• TASK OBJECTIVE:
Transcribe the listing word for word.

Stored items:
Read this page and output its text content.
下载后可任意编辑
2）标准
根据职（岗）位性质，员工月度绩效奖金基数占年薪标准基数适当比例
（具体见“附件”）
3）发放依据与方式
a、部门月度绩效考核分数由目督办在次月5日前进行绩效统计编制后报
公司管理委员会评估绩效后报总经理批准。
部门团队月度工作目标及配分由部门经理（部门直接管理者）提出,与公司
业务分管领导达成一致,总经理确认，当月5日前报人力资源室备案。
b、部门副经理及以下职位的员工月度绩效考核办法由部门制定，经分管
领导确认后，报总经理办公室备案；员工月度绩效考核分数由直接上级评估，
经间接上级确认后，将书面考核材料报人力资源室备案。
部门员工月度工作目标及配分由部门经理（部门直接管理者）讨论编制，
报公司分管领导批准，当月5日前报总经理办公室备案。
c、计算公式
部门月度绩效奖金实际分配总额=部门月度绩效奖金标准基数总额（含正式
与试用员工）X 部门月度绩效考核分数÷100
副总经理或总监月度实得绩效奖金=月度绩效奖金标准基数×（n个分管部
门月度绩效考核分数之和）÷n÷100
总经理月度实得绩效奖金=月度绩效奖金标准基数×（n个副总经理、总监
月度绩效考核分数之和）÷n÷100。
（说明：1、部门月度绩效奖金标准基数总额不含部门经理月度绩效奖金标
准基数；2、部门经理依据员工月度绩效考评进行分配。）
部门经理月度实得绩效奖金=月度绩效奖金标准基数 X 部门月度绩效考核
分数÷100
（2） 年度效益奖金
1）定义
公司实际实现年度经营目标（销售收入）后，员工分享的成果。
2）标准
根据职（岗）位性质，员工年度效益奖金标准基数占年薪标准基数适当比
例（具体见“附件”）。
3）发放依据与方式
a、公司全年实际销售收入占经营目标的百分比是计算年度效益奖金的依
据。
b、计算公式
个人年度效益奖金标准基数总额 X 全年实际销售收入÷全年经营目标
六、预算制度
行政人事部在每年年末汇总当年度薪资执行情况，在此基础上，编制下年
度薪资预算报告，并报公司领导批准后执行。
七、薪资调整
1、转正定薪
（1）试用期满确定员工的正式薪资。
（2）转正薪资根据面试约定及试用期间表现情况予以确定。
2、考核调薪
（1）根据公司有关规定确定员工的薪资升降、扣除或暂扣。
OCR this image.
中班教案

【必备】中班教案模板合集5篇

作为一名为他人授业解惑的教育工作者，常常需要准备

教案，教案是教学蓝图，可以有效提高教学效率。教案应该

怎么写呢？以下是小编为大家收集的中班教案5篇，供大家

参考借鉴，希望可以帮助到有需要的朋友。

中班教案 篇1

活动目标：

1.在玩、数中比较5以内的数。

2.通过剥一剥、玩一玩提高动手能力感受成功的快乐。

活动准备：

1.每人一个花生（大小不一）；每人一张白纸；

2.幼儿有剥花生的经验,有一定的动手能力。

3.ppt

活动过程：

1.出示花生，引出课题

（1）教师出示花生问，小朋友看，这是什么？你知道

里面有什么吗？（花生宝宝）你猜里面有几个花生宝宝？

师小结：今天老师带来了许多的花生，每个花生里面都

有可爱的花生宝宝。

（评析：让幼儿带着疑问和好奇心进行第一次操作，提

• WRITTEN ANSWER:
Read this page and output its text content.
下载后可任意编辑
2）标准
根据职（岗）位性质，员工月度绩效奖金基数占年薪标准基数适当比例
（具体见“附件”）
3）发放依据与方式
a、部门月度绩效考核分数由目督办在次月5日前进行绩效统计编制后报
公司管理委员会评估绩效后报总经理批准。
部门团队月度工作目标及配分由部门经理（部门直接管理者）提出,与公司
业务分管领导达成一致,总经理确认，当月5日前报人力资源室备案。
b、部门副经理及以下职位的员工月度绩效考核办法由部门制定，经分管
领导确认后，报总经理办公室备案；员工月度绩效考核分数由直接上级评估，
经间接上级确认后，将书面考核材料报人力资源室备案。
部门员工月度工作目标及配分由部门经理（部门直接管理者）讨论编制，
报公司分管领导批准，当月5日前报总经理办公室备案。
c、计算公式
部门月度绩效奖金实际分配总额=部门月度绩效奖金标准基数总额（含正式
与试用员工）X 部门月度绩效考核分数÷100
副总经理或总监月度实得绩效奖金=月度绩效奖金标准基数×（n个分管部
门月度绩效考核分数之和）÷n÷100
总经理月度实得绩效奖金=月度绩效奖金标准基数×（n个副总经理、总监
月度绩效考核分数之和）÷n÷100。
（说明：1、部门月度绩效奖金标准基数总额不含部门经理月度绩效奖金标
准基数；2、部门经理依据员工月度绩效考评进行分配。）
部门经理月度实得绩效奖金=月度绩效奖金标准基数 X 部门月度绩效考核
分数÷100
（2） 年度效益奖金
1）定义
公司实际实现年度经营目标（销售收入）后，员工分享的成果。
2）标准
根据职（岗）位性质，员工年度效益奖金标准基数占年薪标准基数适当比
例（具体见“附件”）。
3）发放依据与方式
a、公司全年实际销售收入占经营目标的百分比是计算年度效益奖金的依
据。
b、计算公式
个人年度效益奖金标准基数总额 X 全年实际销售收入÷全年经营目标
六、预算制度
行政人事部在每年年末汇总当年度薪资执行情况，在此基础上，编制下年
度薪资预算报告，并报公司领导批准后执行。
七、薪资调整
1、转正定薪
（1）试用期满确定员工的正式薪资。
（2）转正薪资根据面试约定及试用期间表现情况予以确定。
2、考核调薪
（1）根据公司有关规定确定员工的薪资升降、扣除或暂扣。
OCR this image.
中班教案

【必备】中班教案模板合集5篇

作为一名为他人授业解惑的教育工作者，常常需要准备

教案，教案是教学蓝图，可以有效提高教学效率。教案应该

怎么写呢？以下是小编为大家收集的中班教案5篇，供大家

参考借鉴，希望可以帮助到有需要的朋友。

中班教案 篇1

活动目标：

1.在玩、数中比较5以内的数。

2.通过剥一剥、玩一玩提高动手能力感受成功的快乐。

活动准备：

1.每人一个花生（大小不一）；每人一张白纸；

2.幼儿有剥花生的经验,有一定的动手能力。

3.ppt

活动过程：

1.出示花生，引出课题

（1）教师出示花生问，小朋友看，这是什么？你知道

里面有什么吗？（花生宝宝）你猜里面有几个花生宝宝？

师小结：今天老师带来了许多的花生，每个花生里面都

有可爱的花生宝宝。

（评析：让幼儿带着疑问和好奇心进行第一次操作，提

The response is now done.